(Items from a data source)
· · · · · · ·

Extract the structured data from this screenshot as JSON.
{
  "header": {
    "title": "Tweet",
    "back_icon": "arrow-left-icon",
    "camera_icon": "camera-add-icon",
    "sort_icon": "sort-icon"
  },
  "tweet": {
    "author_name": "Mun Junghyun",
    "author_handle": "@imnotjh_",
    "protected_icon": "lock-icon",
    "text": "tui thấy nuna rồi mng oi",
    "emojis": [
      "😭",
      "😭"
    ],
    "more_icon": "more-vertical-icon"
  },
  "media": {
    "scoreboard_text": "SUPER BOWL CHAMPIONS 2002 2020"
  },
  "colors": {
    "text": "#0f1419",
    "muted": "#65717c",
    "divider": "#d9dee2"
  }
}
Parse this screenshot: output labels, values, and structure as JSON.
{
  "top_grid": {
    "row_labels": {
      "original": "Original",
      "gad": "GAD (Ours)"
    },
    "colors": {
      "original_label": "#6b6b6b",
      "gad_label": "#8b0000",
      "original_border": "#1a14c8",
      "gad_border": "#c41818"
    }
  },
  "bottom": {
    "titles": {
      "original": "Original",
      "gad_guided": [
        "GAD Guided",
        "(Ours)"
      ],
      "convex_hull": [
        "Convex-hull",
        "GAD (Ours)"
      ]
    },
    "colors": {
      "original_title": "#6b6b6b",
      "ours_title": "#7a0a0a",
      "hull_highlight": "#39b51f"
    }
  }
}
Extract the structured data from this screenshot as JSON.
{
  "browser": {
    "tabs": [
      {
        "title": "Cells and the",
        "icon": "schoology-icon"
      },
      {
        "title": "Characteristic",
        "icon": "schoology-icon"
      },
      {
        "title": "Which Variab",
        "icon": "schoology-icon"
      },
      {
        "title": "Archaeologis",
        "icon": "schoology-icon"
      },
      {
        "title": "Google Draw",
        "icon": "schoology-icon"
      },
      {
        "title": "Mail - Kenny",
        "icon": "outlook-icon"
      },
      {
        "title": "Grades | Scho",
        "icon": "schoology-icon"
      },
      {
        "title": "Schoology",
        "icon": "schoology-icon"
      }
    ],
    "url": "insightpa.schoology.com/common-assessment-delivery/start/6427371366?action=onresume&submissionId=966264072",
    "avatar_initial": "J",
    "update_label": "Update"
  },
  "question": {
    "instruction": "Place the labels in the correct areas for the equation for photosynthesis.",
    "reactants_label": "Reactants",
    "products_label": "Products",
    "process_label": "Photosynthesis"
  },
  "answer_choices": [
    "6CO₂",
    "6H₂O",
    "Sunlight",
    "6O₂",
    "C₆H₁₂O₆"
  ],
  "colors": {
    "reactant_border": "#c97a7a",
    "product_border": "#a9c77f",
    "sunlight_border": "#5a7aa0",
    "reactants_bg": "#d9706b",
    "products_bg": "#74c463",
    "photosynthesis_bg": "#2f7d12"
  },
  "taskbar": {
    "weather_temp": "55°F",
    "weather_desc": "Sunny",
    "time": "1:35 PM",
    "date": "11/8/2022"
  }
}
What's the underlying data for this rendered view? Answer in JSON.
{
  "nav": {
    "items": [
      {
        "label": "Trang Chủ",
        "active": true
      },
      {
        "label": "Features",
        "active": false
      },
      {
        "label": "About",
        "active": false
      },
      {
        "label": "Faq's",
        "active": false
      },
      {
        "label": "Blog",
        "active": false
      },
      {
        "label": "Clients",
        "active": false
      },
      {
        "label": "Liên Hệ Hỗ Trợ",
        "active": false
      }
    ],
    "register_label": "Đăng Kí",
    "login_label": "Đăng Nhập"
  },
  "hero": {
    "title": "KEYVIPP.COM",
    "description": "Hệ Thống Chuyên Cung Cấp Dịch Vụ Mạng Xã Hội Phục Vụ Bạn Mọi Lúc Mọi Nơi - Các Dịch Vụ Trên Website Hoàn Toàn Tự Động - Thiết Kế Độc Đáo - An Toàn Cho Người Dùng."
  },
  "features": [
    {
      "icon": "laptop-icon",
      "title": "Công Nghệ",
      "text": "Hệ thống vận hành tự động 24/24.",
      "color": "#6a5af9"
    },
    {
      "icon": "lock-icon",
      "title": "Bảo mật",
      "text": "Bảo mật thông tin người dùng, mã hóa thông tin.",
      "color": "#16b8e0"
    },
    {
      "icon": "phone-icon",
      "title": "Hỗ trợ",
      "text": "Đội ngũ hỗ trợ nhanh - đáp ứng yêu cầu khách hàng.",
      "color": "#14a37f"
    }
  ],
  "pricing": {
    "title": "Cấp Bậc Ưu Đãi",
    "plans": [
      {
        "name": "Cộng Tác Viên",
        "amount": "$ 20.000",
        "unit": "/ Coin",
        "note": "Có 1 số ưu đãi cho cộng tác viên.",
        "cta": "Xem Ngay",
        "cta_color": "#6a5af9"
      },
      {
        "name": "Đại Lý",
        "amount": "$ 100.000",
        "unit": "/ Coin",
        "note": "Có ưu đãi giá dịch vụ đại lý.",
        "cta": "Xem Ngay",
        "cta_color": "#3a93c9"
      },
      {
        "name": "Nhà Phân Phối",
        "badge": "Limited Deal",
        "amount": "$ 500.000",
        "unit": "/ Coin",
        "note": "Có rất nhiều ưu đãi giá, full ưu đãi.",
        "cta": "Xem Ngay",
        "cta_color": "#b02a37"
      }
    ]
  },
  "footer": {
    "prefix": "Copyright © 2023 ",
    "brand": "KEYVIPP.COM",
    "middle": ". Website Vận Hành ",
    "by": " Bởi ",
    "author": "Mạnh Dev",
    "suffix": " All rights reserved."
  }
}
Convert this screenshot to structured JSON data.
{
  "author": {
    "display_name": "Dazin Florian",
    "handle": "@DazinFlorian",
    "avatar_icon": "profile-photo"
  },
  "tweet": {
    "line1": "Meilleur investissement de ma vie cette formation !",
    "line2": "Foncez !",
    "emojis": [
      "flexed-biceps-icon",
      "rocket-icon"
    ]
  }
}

· · · · · · ·

Exercise directions:
In this exercise, repeat all entries exactly.

Worked answer:
Extract the structured data from this screenshot as JSON.
{
  "header": {
    "title": "Tweet",
    "back_icon": "arrow-left-icon",
    "camera_icon": "camera-add-icon",
    "sort_icon": "sort-icon"
  },
  "tweet": {
    "author_name": "Mun Junghyun",
    "author_handle": "@imnotjh_",
    "protected_icon": "lock-icon",
    "text": "tui thấy nuna rồi mng oi",
    "emojis": [
      "😭",
      "😭"
    ],
    "more_icon": "more-vertical-icon"
  },
  "media": {
    "scoreboard_text": "SUPER BOWL CHAMPIONS 2002 2020"
  },
  "colors": {
    "text": "#0f1419",
    "muted": "#65717c",
    "divider": "#d9dee2"
  }
}
Parse this screenshot: output labels, values, and structure as JSON.
{
  "top_grid": {
    "row_labels": {
      "original": "Original",
      "gad": "GAD (Ours)"
    },
    "colors": {
      "original_label": "#6b6b6b",
      "gad_label": "#8b0000",
      "original_border": "#1a14c8",
      "gad_border": "#c41818"
    }
  },
  "bottom": {
    "titles": {
      "original": "Original",
      "gad_guided": [
        "GAD Guided",
        "(Ours)"
      ],
      "convex_hull": [
        "Convex-hull",
        "GAD (Ours)"
      ]
    },
    "colors": {
      "original_title": "#6b6b6b",
      "ours_title": "#7a0a0a",
      "hull_highlight": "#39b51f"
    }
  }
}
Extract the structured data from this screenshot as JSON.
{
  "browser": {
    "tabs": [
      {
        "title": "Cells and the",
        "icon": "schoology-icon"
      },
      {
        "title": "Characteristic",
        "icon": "schoology-icon"
      },
      {
        "title": "Which Variab",
        "icon": "schoology-icon"
      },
      {
        "title": "Archaeologis",
        "icon": "schoology-icon"
      },
      {
        "title": "Google Draw",
        "icon": "schoology-icon"
      },
      {
        "title": "Mail - Kenny",
        "icon": "outlook-icon"
      },
      {
        "title": "Grades | Scho",
        "icon": "schoology-icon"
      },
      {
        "title": "Schoology",
        "icon": "schoology-icon"
      }
    ],
    "url": "insightpa.schoology.com/common-assessment-delivery/start/6427371366?action=onresume&submissionId=966264072",
    "avatar_initial": "J",
    "update_label": "Update"
  },
  "question": {
    "instruction": "Place the labels in the correct areas for the equation for photosynthesis.",
    "reactants_label": "Reactants",
    "products_label": "Products",
    "process_label": "Photosynthesis"
  },
  "answer_choices": [
    "6CO₂",
    "6H₂O",
    "Sunlight",
    "6O₂",
    "C₆H₁₂O₆"
  ],
  "colors": {
    "reactant_border": "#c97a7a",
    "product_border": "#a9c77f",
    "sunlight_border": "#5a7aa0",
    "reactants_bg": "#d9706b",
    "products_bg": "#74c463",
    "photosynthesis_bg": "#2f7d12"
  },
  "taskbar": {
    "weather_temp": "55°F",
    "weather_desc": "Sunny",
    "time": "1:35 PM",
    "date": "11/8/2022"
  }
}
What's the underlying data for this rendered view? Answer in JSON.
{
  "nav": {
    "items": [
      {
        "label": "Trang Chủ",
        "active": true
      },
      {
        "label": "Features",
        "active": false
      },
      {
        "label": "About",
        "active": false
      },
      {
        "label": "Faq's",
        "active": false
      },
      {
        "label": "Blog",
        "active": false
      },
      {
        "label": "Clients",
        "active": false
      },
      {
        "label": "Liên Hệ Hỗ Trợ",
        "active": false
      }
    ],
    "register_label": "Đăng Kí",
    "login_label": "Đăng Nhập"
  },
  "hero": {
    "title": "KEYVIPP.COM",
    "description": "Hệ Thống Chuyên Cung Cấp Dịch Vụ Mạng Xã Hội Phục Vụ Bạn Mọi Lúc Mọi Nơi - Các Dịch Vụ Trên Website Hoàn Toàn Tự Động - Thiết Kế Độc Đáo - An Toàn Cho Người Dùng."
  },
  "features": [
    {
      "icon": "laptop-icon",
      "title": "Công Nghệ",
      "text": "Hệ thống vận hành tự động 24/24.",
      "color": "#6a5af9"
    },
    {
      "icon": "lock-icon",
      "title": "Bảo mật",
      "text": "Bảo mật thông tin người dùng, mã hóa thông tin.",
      "color": "#16b8e0"
    },
    {
      "icon": "phone-icon",
      "title": "Hỗ trợ",
      "text": "Đội ngũ hỗ trợ nhanh - đáp ứng yêu cầu khách hàng.",
      "color": "#14a37f"
    }
  ],
  "pricing": {
    "title": "Cấp Bậc Ưu Đãi",
    "plans": [
      {
        "name": "Cộng Tác Viên",
        "amount": "$ 20.000",
        "unit": "/ Coin",
        "note": "Có 1 số ưu đãi cho cộng tác viên.",
        "cta": "Xem Ngay",
        "cta_color": "#6a5af9"
      },
      {
        "name": "Đại Lý",
        "amount": "$ 100.000",
        "unit": "/ Coin",
        "note": "Có ưu đãi giá dịch vụ đại lý.",
        "cta": "Xem Ngay",
        "cta_color": "#3a93c9"
      },
      {
        "name": "Nhà Phân Phối",
        "badge": "Limited Deal",
        "amount": "$ 500.000",
        "unit": "/ Coin",
        "note": "Có rất nhiều ưu đãi giá, full ưu đãi.",
        "cta": "Xem Ngay",
        "cta_color": "#b02a37"
      }
    ]
  },
  "footer": {
    "prefix": "Copyright © 2023 ",
    "brand": "KEYVIPP.COM",
    "middle": ". Website Vận Hành ",
    "by": " Bởi ",
    "author": "Mạnh Dev",
    "suffix": " All rights reserved."
  }
}
Convert this screenshot to structured JSON data.
{
  "author": {
    "display_name": "Dazin Florian",
    "handle": "@DazinFlorian",
    "avatar_icon": "profile-photo"
  },
  "tweet": {
    "line1": "Meilleur investissement de ma vie cette formation !",
    "line2": "Foncez !",
    "emojis": [
      "flexed-biceps-icon",
      "rocket-icon"
    ]
  }
}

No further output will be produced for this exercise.